[BEGIN]
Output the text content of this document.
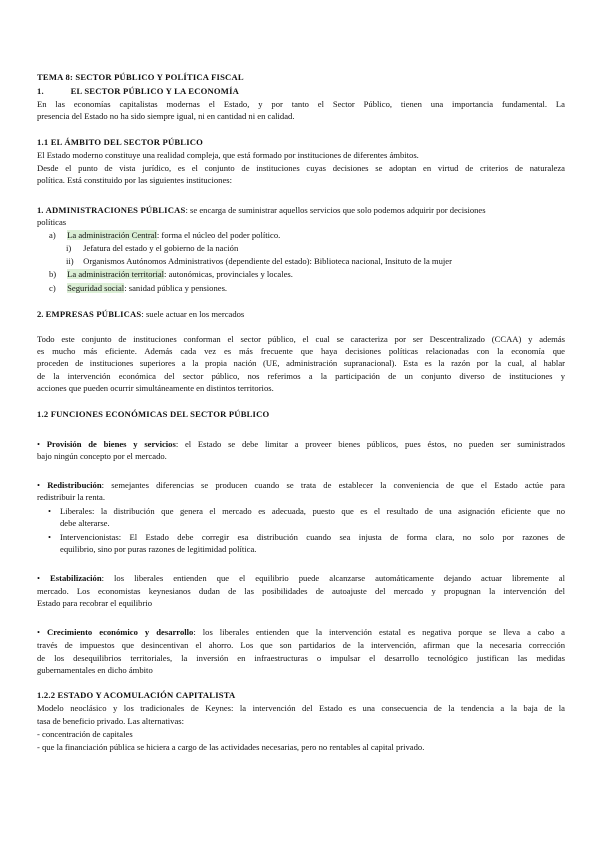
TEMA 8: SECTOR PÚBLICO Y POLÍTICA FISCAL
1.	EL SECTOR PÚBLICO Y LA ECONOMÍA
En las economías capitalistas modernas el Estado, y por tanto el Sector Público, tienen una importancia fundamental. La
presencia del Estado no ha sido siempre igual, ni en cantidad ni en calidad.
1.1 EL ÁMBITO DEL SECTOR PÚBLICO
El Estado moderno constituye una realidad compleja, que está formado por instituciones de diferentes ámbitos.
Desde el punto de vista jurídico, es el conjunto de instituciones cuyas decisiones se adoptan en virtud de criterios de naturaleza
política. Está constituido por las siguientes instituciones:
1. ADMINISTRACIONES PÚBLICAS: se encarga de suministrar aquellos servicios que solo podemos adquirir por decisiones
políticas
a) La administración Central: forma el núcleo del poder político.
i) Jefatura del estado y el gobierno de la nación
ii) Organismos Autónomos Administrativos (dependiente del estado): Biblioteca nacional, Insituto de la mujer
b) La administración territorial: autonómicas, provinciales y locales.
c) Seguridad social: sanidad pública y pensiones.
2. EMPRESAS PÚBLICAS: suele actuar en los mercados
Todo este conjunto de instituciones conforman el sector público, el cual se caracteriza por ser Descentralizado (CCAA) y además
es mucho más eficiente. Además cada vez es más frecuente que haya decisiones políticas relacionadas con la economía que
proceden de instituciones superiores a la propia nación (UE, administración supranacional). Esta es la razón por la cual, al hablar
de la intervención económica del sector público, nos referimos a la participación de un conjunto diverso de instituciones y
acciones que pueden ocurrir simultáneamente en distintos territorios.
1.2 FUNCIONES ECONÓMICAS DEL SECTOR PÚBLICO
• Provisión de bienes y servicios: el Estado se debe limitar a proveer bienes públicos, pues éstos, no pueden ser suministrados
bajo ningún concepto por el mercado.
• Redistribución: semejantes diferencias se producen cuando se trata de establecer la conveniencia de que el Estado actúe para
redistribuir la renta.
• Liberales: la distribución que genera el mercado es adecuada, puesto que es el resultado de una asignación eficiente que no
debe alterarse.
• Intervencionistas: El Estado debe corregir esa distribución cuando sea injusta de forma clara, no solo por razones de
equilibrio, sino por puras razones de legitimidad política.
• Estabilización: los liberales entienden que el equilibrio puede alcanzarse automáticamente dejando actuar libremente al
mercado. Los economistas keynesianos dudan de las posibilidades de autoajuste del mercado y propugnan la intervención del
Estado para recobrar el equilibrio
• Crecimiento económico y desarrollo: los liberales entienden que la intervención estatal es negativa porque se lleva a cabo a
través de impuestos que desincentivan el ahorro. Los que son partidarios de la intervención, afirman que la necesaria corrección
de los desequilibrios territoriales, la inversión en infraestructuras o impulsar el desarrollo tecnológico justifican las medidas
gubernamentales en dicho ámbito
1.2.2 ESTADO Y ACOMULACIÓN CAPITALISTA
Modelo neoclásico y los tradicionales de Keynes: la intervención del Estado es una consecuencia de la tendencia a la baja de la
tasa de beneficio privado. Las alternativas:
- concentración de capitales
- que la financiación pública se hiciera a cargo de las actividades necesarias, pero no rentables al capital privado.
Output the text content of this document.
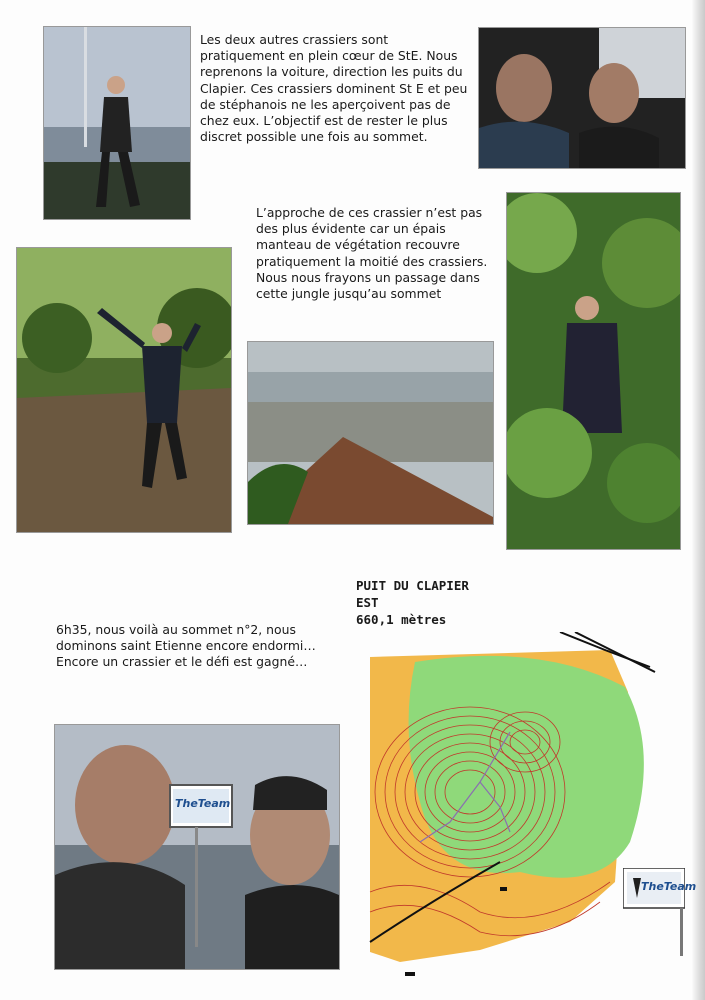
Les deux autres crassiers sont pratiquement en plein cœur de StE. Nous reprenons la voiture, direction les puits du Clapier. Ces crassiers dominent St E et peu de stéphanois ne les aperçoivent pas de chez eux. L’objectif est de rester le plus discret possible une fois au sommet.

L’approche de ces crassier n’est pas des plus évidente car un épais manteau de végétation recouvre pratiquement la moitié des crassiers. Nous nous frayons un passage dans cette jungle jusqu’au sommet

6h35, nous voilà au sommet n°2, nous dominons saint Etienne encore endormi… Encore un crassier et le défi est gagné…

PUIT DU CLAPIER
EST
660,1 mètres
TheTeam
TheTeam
[END]
[BEGIN]
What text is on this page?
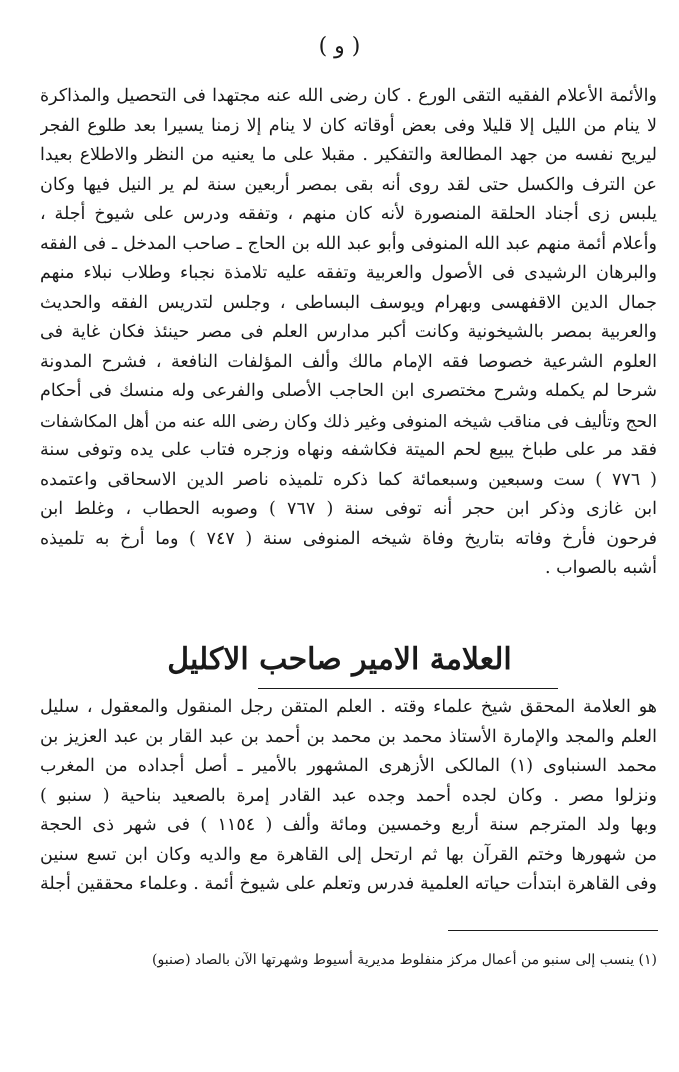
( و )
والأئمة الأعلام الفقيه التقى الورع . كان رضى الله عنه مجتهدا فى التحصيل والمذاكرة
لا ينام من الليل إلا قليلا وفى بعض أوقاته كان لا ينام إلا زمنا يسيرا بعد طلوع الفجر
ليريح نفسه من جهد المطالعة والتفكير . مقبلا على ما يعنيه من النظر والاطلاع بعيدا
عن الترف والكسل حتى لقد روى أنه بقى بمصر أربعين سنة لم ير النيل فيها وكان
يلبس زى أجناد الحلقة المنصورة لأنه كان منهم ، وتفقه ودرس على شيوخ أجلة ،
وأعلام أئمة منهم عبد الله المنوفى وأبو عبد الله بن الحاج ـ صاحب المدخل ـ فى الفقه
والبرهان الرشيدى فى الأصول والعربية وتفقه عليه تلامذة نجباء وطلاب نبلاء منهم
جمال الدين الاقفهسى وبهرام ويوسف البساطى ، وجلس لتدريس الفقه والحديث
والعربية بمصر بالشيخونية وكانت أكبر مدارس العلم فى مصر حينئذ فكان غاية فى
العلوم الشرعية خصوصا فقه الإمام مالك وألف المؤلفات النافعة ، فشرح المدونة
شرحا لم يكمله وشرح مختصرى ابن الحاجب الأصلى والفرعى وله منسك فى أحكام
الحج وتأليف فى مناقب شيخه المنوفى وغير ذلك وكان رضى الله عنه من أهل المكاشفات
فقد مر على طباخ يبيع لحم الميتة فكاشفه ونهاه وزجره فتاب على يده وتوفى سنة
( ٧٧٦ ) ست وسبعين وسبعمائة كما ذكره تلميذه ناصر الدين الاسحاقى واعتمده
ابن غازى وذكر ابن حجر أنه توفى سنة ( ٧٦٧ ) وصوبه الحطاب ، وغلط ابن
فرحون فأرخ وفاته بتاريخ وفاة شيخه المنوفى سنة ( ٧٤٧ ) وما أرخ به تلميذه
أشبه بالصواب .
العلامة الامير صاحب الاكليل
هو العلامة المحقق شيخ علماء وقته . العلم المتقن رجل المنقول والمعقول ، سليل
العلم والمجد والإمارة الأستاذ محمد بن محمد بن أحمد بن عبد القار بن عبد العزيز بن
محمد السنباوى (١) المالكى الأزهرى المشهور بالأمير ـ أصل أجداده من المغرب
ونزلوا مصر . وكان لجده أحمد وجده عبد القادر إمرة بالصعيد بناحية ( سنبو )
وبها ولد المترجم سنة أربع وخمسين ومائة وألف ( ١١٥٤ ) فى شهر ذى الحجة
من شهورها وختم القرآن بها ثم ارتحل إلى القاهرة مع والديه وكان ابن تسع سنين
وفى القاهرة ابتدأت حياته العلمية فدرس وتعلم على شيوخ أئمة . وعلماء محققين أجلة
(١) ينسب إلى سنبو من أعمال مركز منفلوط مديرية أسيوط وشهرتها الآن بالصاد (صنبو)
[END]
* [Given instruction] Gather each line of the records holding the string "تلميذه".

* [Response for this exercise]
( ٧٧٦ ) ست وسبعين وسبعمائة كما ذكره تلميذه ناصر الدين الاسحاقى واعتمده
فرحون فأرخ وفاته بتاريخ وفاة شيخه المنوفى سنة ( ٧٤٧ ) وما أرخ به تلميذه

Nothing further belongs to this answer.